Identify every line in the records below that contains the word "content", and reproduce each one.

** Start of INPUT RECORDS **

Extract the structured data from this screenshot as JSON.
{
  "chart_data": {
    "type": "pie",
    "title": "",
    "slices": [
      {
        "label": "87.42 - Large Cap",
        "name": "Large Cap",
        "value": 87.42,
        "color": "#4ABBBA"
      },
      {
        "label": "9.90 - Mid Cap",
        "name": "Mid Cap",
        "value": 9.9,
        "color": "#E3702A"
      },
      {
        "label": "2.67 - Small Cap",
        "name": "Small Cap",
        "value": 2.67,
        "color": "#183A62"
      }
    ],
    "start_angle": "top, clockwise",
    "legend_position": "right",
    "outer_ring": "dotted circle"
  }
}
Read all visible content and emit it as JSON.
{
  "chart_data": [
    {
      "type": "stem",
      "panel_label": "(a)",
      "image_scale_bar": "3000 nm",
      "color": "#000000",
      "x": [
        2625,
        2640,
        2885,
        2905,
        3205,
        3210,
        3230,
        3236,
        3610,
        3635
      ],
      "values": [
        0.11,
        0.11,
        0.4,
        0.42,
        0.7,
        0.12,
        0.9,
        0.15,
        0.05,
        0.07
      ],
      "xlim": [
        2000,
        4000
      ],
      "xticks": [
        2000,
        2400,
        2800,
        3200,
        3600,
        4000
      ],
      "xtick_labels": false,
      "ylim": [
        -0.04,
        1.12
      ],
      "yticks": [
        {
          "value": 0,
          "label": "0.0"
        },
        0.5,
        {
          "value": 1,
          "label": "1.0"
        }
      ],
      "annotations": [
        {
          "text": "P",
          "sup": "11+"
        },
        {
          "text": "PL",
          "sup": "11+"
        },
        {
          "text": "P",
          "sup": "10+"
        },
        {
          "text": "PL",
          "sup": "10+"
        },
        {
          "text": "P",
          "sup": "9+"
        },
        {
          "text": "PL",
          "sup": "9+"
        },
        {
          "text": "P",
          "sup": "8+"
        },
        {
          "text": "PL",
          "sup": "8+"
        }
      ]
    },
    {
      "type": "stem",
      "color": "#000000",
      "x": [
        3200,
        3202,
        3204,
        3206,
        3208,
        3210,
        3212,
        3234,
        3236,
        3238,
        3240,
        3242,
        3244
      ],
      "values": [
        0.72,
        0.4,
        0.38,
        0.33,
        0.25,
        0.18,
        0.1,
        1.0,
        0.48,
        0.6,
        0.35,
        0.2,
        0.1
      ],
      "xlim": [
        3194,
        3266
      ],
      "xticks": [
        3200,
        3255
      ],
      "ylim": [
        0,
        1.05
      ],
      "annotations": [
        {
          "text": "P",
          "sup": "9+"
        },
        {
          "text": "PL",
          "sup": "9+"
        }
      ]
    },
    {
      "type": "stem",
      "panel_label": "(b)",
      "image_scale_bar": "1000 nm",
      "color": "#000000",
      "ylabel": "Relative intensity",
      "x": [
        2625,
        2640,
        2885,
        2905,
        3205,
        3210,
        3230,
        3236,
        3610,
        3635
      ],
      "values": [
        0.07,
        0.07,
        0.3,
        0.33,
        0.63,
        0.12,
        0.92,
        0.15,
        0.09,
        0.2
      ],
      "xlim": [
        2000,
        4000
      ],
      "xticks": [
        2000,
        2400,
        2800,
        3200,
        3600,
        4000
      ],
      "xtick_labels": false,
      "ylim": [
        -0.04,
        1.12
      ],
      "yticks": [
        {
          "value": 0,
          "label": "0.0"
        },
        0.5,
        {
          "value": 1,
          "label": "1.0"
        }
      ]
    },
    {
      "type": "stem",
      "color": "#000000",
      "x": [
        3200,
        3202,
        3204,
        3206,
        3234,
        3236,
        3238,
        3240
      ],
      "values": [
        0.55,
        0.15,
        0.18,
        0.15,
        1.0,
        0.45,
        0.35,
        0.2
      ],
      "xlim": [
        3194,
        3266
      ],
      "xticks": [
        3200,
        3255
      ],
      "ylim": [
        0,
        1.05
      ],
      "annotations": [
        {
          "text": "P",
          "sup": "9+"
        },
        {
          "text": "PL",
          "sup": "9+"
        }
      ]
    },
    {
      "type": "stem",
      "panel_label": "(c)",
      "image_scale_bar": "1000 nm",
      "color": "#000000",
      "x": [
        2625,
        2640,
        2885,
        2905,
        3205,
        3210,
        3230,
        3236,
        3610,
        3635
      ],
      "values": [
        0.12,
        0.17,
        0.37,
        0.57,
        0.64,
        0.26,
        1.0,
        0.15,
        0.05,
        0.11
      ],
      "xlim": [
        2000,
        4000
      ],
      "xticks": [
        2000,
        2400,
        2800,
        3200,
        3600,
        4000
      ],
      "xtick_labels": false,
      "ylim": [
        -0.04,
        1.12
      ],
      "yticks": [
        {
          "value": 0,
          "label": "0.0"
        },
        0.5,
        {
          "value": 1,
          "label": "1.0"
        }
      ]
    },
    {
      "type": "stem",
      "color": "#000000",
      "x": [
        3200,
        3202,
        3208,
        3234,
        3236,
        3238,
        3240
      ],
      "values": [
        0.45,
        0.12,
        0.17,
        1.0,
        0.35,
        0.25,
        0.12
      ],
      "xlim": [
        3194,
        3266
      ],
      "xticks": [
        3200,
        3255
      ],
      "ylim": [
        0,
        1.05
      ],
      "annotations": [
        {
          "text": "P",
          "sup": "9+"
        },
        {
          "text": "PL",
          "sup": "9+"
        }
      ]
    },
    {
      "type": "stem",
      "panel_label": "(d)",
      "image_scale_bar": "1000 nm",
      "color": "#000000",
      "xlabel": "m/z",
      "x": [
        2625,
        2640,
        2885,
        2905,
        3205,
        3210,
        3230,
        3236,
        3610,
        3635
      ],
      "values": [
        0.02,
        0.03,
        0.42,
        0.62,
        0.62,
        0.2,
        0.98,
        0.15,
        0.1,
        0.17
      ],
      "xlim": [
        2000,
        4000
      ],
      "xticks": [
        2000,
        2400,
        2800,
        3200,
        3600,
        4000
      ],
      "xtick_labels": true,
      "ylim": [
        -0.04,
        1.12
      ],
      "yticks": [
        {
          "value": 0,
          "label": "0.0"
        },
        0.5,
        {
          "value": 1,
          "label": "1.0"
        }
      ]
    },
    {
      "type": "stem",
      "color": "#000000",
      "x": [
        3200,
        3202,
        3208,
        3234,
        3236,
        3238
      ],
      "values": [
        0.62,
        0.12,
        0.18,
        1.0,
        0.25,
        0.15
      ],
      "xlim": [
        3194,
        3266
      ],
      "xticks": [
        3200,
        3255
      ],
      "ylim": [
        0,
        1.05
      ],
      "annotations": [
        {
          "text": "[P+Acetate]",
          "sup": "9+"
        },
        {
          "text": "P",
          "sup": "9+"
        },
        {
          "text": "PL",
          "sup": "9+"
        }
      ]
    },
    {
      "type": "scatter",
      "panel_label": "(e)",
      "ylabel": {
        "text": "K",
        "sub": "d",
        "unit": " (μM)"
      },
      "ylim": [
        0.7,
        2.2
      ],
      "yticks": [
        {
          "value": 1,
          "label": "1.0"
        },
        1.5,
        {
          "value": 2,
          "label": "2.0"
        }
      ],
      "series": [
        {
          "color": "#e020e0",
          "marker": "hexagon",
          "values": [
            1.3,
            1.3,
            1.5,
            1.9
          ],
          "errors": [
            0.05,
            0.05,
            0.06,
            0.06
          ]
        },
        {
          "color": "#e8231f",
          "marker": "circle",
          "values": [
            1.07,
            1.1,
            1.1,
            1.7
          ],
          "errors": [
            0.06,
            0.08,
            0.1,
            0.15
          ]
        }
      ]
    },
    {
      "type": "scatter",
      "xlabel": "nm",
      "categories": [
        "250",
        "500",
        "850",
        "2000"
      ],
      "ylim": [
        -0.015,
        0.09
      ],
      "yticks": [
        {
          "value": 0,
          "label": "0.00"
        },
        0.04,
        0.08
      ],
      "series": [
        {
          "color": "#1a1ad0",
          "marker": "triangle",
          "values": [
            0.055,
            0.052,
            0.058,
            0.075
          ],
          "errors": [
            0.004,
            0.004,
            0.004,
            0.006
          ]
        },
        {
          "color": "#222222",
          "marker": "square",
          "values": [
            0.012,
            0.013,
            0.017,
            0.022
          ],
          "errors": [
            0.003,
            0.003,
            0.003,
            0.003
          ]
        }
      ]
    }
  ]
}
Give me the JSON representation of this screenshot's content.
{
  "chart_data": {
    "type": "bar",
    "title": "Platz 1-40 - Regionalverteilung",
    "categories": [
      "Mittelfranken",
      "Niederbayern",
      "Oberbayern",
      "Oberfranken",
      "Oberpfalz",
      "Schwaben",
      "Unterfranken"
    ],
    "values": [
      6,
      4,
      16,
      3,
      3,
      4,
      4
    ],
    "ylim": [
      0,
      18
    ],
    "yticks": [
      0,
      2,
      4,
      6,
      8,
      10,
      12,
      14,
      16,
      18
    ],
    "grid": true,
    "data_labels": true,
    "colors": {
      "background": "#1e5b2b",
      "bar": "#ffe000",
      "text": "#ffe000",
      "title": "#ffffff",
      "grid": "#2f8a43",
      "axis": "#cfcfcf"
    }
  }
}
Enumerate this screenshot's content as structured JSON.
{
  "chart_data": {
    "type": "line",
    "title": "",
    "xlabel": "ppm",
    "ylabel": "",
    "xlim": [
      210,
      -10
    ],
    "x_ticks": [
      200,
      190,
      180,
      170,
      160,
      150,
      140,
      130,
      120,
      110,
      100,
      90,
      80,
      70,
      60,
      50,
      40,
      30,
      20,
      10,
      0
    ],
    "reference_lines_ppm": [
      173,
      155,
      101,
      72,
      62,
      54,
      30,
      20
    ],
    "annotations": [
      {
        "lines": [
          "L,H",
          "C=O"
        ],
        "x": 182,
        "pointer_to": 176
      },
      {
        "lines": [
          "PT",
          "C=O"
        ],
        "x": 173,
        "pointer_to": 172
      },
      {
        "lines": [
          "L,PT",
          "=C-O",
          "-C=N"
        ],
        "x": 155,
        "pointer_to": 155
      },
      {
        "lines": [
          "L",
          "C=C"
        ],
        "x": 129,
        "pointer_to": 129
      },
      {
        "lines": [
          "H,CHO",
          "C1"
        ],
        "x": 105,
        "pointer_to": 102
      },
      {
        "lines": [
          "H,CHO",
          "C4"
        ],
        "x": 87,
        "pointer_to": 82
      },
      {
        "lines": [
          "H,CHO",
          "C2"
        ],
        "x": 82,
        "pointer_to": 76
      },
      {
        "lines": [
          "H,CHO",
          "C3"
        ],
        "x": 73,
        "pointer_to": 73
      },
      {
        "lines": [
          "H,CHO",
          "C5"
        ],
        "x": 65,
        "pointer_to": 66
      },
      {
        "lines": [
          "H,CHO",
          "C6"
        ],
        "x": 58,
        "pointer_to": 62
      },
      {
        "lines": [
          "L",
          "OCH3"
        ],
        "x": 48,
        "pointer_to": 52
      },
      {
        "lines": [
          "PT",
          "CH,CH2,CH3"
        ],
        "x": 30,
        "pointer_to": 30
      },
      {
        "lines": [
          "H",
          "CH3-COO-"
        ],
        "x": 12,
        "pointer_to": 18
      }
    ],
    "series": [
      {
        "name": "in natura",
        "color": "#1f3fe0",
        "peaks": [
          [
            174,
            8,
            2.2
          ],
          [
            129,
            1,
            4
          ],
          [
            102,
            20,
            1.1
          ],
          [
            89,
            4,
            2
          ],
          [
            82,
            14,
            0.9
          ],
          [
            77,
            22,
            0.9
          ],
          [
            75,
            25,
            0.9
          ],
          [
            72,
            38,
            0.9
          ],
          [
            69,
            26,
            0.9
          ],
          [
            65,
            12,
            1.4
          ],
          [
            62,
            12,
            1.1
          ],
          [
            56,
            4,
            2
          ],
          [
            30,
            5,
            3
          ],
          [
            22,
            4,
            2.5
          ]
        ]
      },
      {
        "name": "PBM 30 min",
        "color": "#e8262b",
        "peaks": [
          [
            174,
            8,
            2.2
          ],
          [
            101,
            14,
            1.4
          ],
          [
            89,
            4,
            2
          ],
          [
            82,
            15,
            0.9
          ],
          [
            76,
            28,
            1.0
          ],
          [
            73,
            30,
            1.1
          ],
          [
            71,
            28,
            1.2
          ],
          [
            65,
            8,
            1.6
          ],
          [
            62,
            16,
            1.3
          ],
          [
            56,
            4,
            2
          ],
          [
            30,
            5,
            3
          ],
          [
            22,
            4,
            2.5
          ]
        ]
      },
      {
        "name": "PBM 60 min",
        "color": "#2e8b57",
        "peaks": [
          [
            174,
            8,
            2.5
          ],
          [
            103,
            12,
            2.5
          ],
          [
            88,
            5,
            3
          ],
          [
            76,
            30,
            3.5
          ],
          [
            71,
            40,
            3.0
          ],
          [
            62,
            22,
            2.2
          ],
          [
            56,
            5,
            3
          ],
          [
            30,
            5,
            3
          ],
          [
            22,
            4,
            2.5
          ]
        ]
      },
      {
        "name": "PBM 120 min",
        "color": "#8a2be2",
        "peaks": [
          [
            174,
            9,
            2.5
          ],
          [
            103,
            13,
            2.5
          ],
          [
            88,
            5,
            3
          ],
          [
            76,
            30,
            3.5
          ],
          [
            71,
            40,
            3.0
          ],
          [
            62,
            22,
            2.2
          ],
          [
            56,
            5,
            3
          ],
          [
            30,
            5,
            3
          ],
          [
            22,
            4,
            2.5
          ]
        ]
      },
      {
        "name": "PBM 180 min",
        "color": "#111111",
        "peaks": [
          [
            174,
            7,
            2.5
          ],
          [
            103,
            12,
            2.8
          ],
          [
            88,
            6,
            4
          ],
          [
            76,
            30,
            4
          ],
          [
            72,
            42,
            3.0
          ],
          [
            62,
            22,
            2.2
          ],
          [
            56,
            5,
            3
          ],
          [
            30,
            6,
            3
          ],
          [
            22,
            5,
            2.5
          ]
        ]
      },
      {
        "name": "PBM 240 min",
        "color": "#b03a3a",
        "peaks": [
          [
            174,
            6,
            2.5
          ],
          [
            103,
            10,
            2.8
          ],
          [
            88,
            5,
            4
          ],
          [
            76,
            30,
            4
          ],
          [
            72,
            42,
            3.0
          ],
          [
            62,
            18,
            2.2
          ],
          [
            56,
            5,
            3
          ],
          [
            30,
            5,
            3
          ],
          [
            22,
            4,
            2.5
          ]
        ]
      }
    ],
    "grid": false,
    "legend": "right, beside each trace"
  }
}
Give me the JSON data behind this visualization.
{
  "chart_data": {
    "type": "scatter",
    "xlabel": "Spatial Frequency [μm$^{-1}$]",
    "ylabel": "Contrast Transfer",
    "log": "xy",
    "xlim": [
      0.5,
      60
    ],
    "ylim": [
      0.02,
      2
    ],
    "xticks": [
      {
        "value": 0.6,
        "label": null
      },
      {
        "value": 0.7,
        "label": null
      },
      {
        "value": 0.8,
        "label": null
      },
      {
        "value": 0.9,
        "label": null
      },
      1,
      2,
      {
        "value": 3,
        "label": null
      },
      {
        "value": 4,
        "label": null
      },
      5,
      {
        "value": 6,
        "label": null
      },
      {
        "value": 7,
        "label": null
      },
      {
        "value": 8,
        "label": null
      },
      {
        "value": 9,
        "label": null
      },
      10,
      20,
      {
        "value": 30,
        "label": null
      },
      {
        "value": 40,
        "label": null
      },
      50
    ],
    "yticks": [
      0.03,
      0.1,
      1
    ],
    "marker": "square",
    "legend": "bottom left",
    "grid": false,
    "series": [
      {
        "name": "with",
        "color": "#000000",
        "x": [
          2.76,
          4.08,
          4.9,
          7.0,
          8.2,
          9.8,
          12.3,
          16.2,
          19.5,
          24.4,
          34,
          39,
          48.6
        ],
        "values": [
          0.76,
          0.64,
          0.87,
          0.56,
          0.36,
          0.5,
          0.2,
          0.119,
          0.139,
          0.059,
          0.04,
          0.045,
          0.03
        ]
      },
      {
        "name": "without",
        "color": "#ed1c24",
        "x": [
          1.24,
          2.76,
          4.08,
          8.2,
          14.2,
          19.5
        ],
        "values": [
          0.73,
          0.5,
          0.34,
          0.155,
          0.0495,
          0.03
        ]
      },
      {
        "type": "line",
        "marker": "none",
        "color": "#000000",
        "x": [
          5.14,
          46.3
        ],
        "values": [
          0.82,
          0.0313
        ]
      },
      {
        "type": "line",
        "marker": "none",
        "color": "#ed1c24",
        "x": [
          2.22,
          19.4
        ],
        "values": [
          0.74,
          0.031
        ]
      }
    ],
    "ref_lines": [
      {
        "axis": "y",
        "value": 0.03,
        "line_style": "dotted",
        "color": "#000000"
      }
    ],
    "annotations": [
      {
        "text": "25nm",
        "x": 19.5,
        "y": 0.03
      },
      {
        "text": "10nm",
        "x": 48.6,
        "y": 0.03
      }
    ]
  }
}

** End of INPUT RECORDS **

_RESPONSE TO THIS EXERCISE_.
Read all visible content and emit it as JSON.
Give me the JSON representation of this screenshot's content.
Enumerate this screenshot's content as structured JSON.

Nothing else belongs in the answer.